Task
Search the listing below for the word "Group" and copy each line that holds it.

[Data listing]
# # # # #

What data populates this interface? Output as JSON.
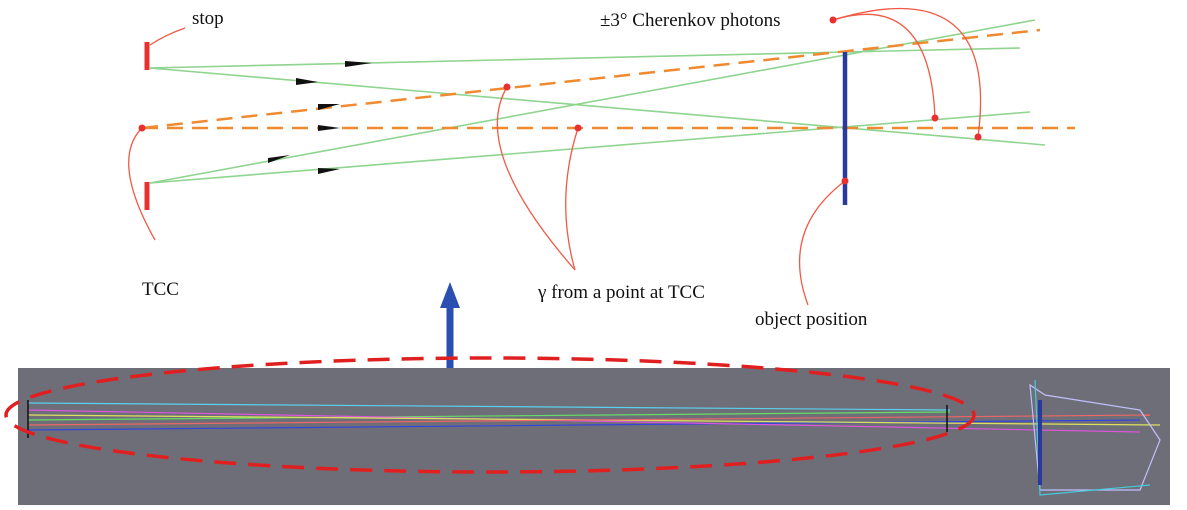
{
  "labels": {
    "stop": "stop",
    "cherenkov": "±3° Cherenkov photons",
    "tcc": "TCC",
    "gamma": "γ from a point at TCC",
    "object": "object position"
  }
}
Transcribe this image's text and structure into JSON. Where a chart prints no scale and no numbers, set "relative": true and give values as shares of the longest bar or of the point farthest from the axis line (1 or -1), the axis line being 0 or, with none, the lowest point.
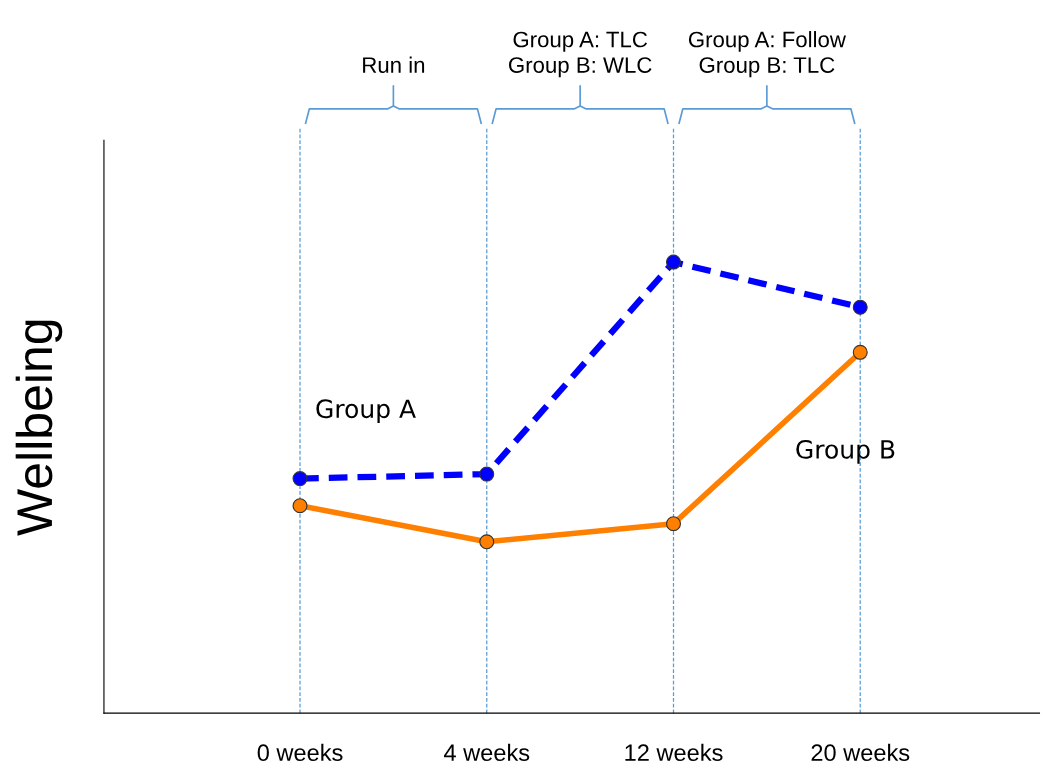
{
  "chart_data": {
    "type": "line",
    "relative": true,
    "ylabel": "Wellbeing",
    "categories": [
      "0 weeks",
      "4 weeks",
      "12 weeks",
      "20 weeks"
    ],
    "series": [
      {
        "name": "Group A",
        "color": "#0000ff",
        "line_style": "dashed",
        "values": [
          0.52,
          0.53,
          1,
          0.9
        ]
      },
      {
        "name": "Group B",
        "color": "#ff8000",
        "line_style": "solid",
        "values": [
          0.46,
          0.38,
          0.42,
          0.8
        ]
      }
    ],
    "marker": "circle",
    "ref_lines": [
      {
        "axis": "x",
        "value": "0 weeks",
        "color": "#5b9bd5",
        "line_style": "dashed"
      },
      {
        "axis": "x",
        "value": "4 weeks",
        "color": "#5b9bd5",
        "line_style": "dashed"
      },
      {
        "axis": "x",
        "value": "12 weeks",
        "color": "#5b9bd5",
        "line_style": "dashed"
      },
      {
        "axis": "x",
        "value": "20 weeks",
        "color": "#5b9bd5",
        "line_style": "dashed"
      }
    ],
    "annotations": [
      "Run in",
      "Group A: TLC\nGroup B: WLC",
      "Group A: Follow\nGroup B: TLC"
    ],
    "tick_labels": "x",
    "grid": false,
    "legend": false
  }
}
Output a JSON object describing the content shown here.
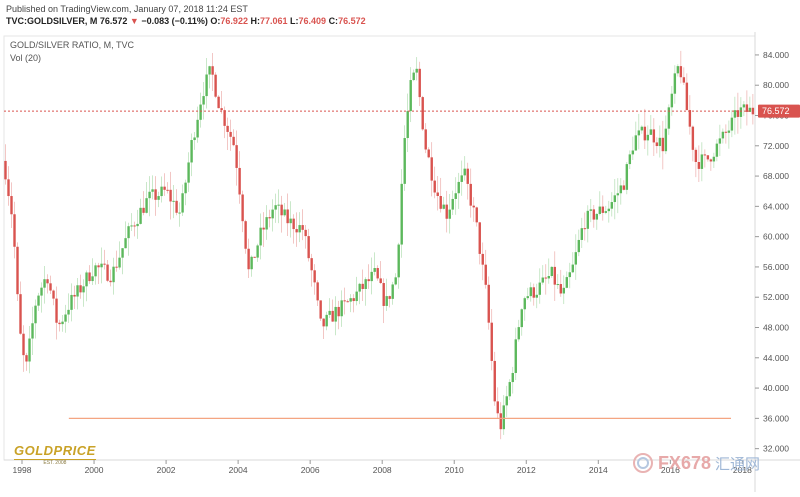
{
  "header": {
    "published": "Published on TradingView.com, January 07, 2018 11:24 EST"
  },
  "ohlc": {
    "symbol": "TVC:GOLDSILVER, M",
    "last": "76.572",
    "change": "−0.083 (−0.11%)",
    "open_label": "O:",
    "open": "76.922",
    "high_label": "H:",
    "high": "77.061",
    "low_label": "L:",
    "low": "76.409",
    "close_label": "C:",
    "close": "76.572"
  },
  "logos": {
    "left_brand": "GOLDPRICE",
    "left_est": "EST. 2008",
    "right_brand": "FX678",
    "right_cn": "汇通网"
  },
  "chart_data": {
    "type": "candlestick",
    "title": "GOLD/SILVER RATIO, M, TVC",
    "indicator_label": "Vol (20)",
    "x_ticks": [
      "1998",
      "2000",
      "2002",
      "2004",
      "2006",
      "2008",
      "2010",
      "2012",
      "2014",
      "2016",
      "2018"
    ],
    "y_ticks": [
      "32.000",
      "36.000",
      "40.000",
      "44.000",
      "48.000",
      "52.000",
      "56.000",
      "60.000",
      "64.000",
      "68.000",
      "72.000",
      "76.000",
      "80.000",
      "84.000"
    ],
    "ylim": [
      30.5,
      86.5
    ],
    "xlim": [
      1997.5,
      2018.35
    ],
    "last_price": 76.572,
    "last_price_label": "76.572",
    "volume_level": 36.0,
    "colors": {
      "up": "#5cb85c",
      "down": "#d9534f",
      "price_line": "#d9534f",
      "volume_line": "#f4a582",
      "axis_text": "#555555"
    },
    "anchors": [
      [
        1997.5,
        70
      ],
      [
        1997.75,
        62
      ],
      [
        1997.92,
        48
      ],
      [
        1998.1,
        42
      ],
      [
        1998.4,
        52
      ],
      [
        1998.7,
        55
      ],
      [
        1999.0,
        48
      ],
      [
        1999.3,
        51
      ],
      [
        1999.6,
        53
      ],
      [
        2000.0,
        56
      ],
      [
        2000.5,
        55
      ],
      [
        2001.0,
        61
      ],
      [
        2001.5,
        65
      ],
      [
        2002.0,
        66
      ],
      [
        2002.4,
        63
      ],
      [
        2002.7,
        72
      ],
      [
        2003.0,
        79
      ],
      [
        2003.25,
        82
      ],
      [
        2003.5,
        77
      ],
      [
        2003.9,
        72
      ],
      [
        2004.1,
        64
      ],
      [
        2004.3,
        55
      ],
      [
        2004.6,
        60
      ],
      [
        2005.0,
        64
      ],
      [
        2005.4,
        62
      ],
      [
        2005.8,
        61
      ],
      [
        2006.1,
        54
      ],
      [
        2006.3,
        48
      ],
      [
        2006.7,
        50
      ],
      [
        2007.0,
        51
      ],
      [
        2007.4,
        53
      ],
      [
        2007.8,
        55
      ],
      [
        2008.1,
        51
      ],
      [
        2008.4,
        55
      ],
      [
        2008.6,
        72
      ],
      [
        2008.8,
        80
      ],
      [
        2008.95,
        82
      ],
      [
        2009.2,
        72
      ],
      [
        2009.5,
        66
      ],
      [
        2009.8,
        63
      ],
      [
        2010.0,
        66
      ],
      [
        2010.3,
        68
      ],
      [
        2010.6,
        62
      ],
      [
        2010.9,
        52
      ],
      [
        2011.15,
        37
      ],
      [
        2011.3,
        35
      ],
      [
        2011.6,
        42
      ],
      [
        2011.9,
        52
      ],
      [
        2012.3,
        53
      ],
      [
        2012.7,
        55
      ],
      [
        2013.0,
        52
      ],
      [
        2013.3,
        56
      ],
      [
        2013.6,
        62
      ],
      [
        2013.9,
        63
      ],
      [
        2014.3,
        64
      ],
      [
        2014.7,
        67
      ],
      [
        2015.0,
        73
      ],
      [
        2015.4,
        74
      ],
      [
        2015.8,
        72
      ],
      [
        2016.1,
        80
      ],
      [
        2016.25,
        83
      ],
      [
        2016.45,
        77
      ],
      [
        2016.7,
        70
      ],
      [
        2017.0,
        70
      ],
      [
        2017.3,
        72
      ],
      [
        2017.6,
        74
      ],
      [
        2017.9,
        76.6
      ]
    ]
  }
}
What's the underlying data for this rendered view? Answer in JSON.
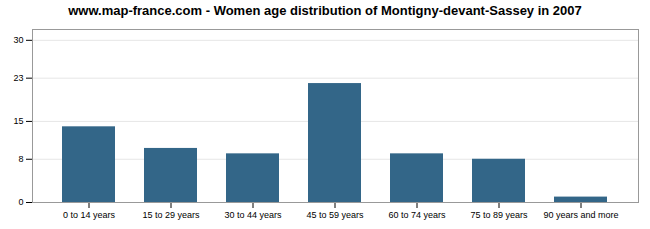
{
  "chart_data": {
    "type": "bar",
    "title": "www.map-france.com - Women age distribution of Montigny-devant-Sassey in 2007",
    "categories": [
      "0 to 14 years",
      "15 to 29 years",
      "30 to 44 years",
      "45 to 59 years",
      "60 to 74 years",
      "75 to 89 years",
      "90 years and more"
    ],
    "values": [
      14,
      10,
      9,
      22,
      9,
      8,
      1
    ],
    "color": "#336688",
    "ylim": [
      0,
      32
    ],
    "yticks": [
      0,
      8,
      15,
      23,
      30
    ],
    "grid": true
  }
}
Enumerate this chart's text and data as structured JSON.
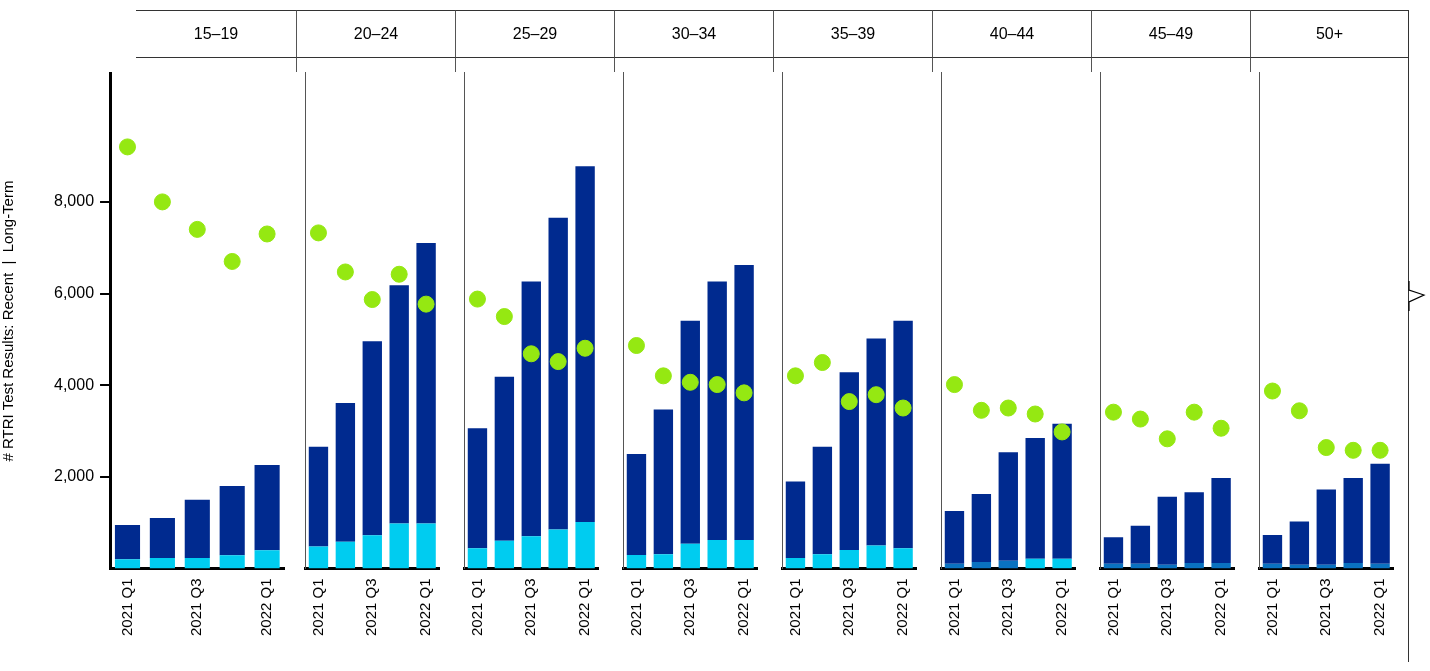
{
  "chart_data": [
    {
      "type": "bar",
      "title": "15–19",
      "ylabel": "# RTRI Test Results: Recent  |  Long-Term",
      "categories": [
        "2021 Q1",
        null,
        "2021 Q3",
        null,
        "2022 Q1"
      ],
      "stacked": true,
      "ylim": [
        0,
        10800
      ],
      "yticks": [
        {
          "value": 2000,
          "label": "2,000"
        },
        {
          "value": 4000,
          "label": "4,000"
        },
        {
          "value": 6000,
          "label": "6,000"
        },
        {
          "value": 8000,
          "label": "8,000"
        }
      ],
      "marker": "circle",
      "series": [
        {
          "colors": [
            "#00ccf0",
            "#00ccf0",
            "#00ccf0",
            "#00ccf0",
            "#00ccf0"
          ],
          "values": [
            200,
            230,
            230,
            290,
            400
          ]
        },
        {
          "color": "#002a8f",
          "values": [
            750,
            870,
            1270,
            1510,
            1860
          ]
        },
        {
          "type": "scatter",
          "color": "#95e812",
          "values": [
            9200,
            8000,
            7400,
            6700,
            7300
          ]
        }
      ]
    },
    {
      "type": "bar",
      "title": "20–24",
      "categories": [
        "2021 Q1",
        null,
        "2021 Q3",
        null,
        "2022 Q1"
      ],
      "stacked": true,
      "ylim": [
        0,
        10800
      ],
      "tick_labels": "x",
      "marker": "circle",
      "series": [
        {
          "colors": [
            "#00ccf0",
            "#00ccf0",
            "#00ccf0",
            "#00ccf0",
            "#00ccf0"
          ],
          "values": [
            480,
            580,
            720,
            980,
            980
          ]
        },
        {
          "color": "#002a8f",
          "values": [
            2170,
            3020,
            4220,
            5180,
            6100
          ]
        },
        {
          "type": "scatter",
          "color": "#95e812",
          "values": [
            7300,
            6450,
            5850,
            6400,
            5750
          ]
        }
      ]
    },
    {
      "type": "bar",
      "title": "25–29",
      "categories": [
        "2021 Q1",
        null,
        "2021 Q3",
        null,
        "2022 Q1"
      ],
      "stacked": true,
      "ylim": [
        0,
        10800
      ],
      "tick_labels": "x",
      "marker": "circle",
      "series": [
        {
          "colors": [
            "#00ccf0",
            "#00ccf0",
            "#00ccf0",
            "#00ccf0",
            "#00ccf0"
          ],
          "values": [
            440,
            600,
            700,
            850,
            1010
          ]
        },
        {
          "color": "#002a8f",
          "values": [
            2610,
            3570,
            5540,
            6780,
            7740
          ]
        },
        {
          "type": "scatter",
          "color": "#95e812",
          "values": [
            5860,
            5480,
            4670,
            4500,
            4790
          ]
        }
      ]
    },
    {
      "type": "bar",
      "title": "30–34",
      "categories": [
        "2021 Q1",
        null,
        "2021 Q3",
        null,
        "2022 Q1"
      ],
      "stacked": true,
      "ylim": [
        0,
        10800
      ],
      "tick_labels": "x",
      "marker": "circle",
      "series": [
        {
          "colors": [
            "#00ccf0",
            "#00ccf0",
            "#00ccf0",
            "#00ccf0",
            "#00ccf0"
          ],
          "values": [
            290,
            310,
            540,
            620,
            620
          ]
        },
        {
          "color": "#002a8f",
          "values": [
            2200,
            3150,
            4850,
            5620,
            5980
          ]
        },
        {
          "type": "scatter",
          "color": "#95e812",
          "values": [
            4850,
            4190,
            4050,
            4000,
            3820
          ]
        }
      ]
    },
    {
      "type": "bar",
      "title": "35–39",
      "categories": [
        "2021 Q1",
        null,
        "2021 Q3",
        null,
        "2022 Q1"
      ],
      "stacked": true,
      "ylim": [
        0,
        10800
      ],
      "tick_labels": "x",
      "marker": "circle",
      "series": [
        {
          "colors": [
            "#00ccf0",
            "#00ccf0",
            "#00ccf0",
            "#00ccf0",
            "#00ccf0"
          ],
          "values": [
            230,
            310,
            400,
            500,
            440
          ]
        },
        {
          "color": "#002a8f",
          "values": [
            1660,
            2340,
            3870,
            4500,
            4950
          ]
        },
        {
          "type": "scatter",
          "color": "#95e812",
          "values": [
            4190,
            4480,
            3630,
            3780,
            3490
          ]
        }
      ]
    },
    {
      "type": "bar",
      "title": "40–44",
      "categories": [
        "2021 Q1",
        null,
        "2021 Q3",
        null,
        "2022 Q1"
      ],
      "stacked": true,
      "ylim": [
        0,
        10800
      ],
      "tick_labels": "x",
      "marker": "circle",
      "series": [
        {
          "colors": [
            "#0a72c0",
            "#0a72c0",
            "#0a72c0",
            "#00ccf0",
            "#00ccf0"
          ],
          "values": [
            100,
            140,
            170,
            210,
            210
          ]
        },
        {
          "color": "#002a8f",
          "values": [
            1150,
            1480,
            2360,
            2630,
            2940
          ]
        },
        {
          "type": "scatter",
          "color": "#95e812",
          "values": [
            4000,
            3440,
            3490,
            3360,
            2970
          ]
        }
      ]
    },
    {
      "type": "bar",
      "title": "45–49",
      "categories": [
        "2021 Q1",
        null,
        "2021 Q3",
        null,
        "2022 Q1"
      ],
      "stacked": true,
      "ylim": [
        0,
        10800
      ],
      "tick_labels": "x",
      "marker": "circle",
      "series": [
        {
          "colors": [
            "#0a72c0",
            "#0a72c0",
            "#0a72c0",
            "#0a72c0",
            "#0a72c0"
          ],
          "values": [
            100,
            100,
            80,
            120,
            120
          ]
        },
        {
          "color": "#002a8f",
          "values": [
            580,
            830,
            1480,
            1540,
            1850
          ]
        },
        {
          "type": "scatter",
          "color": "#95e812",
          "values": [
            3400,
            3250,
            2820,
            3400,
            3050
          ]
        }
      ]
    },
    {
      "type": "bar",
      "title": "50+",
      "categories": [
        "2021 Q1",
        null,
        "2021 Q3",
        null,
        "2022 Q1"
      ],
      "stacked": true,
      "ylim": [
        0,
        10800
      ],
      "tick_labels": "x",
      "marker": "circle",
      "series": [
        {
          "colors": [
            "#0a72c0",
            "#0a72c0",
            "#0a72c0",
            "#0a72c0",
            "#0a72c0"
          ],
          "values": [
            100,
            80,
            80,
            120,
            100
          ]
        },
        {
          "color": "#002a8f",
          "values": [
            630,
            940,
            1640,
            1850,
            2180
          ]
        },
        {
          "type": "scatter",
          "color": "#95e812",
          "values": [
            3860,
            3430,
            2630,
            2570,
            2570
          ]
        }
      ]
    }
  ]
}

# # # # #

Task result
        "name": "Group A",
        "name": "Group B",
      "Group A: TLC\nGroup B: WLC",
      "Group A: Follow\nGroup B: TLC"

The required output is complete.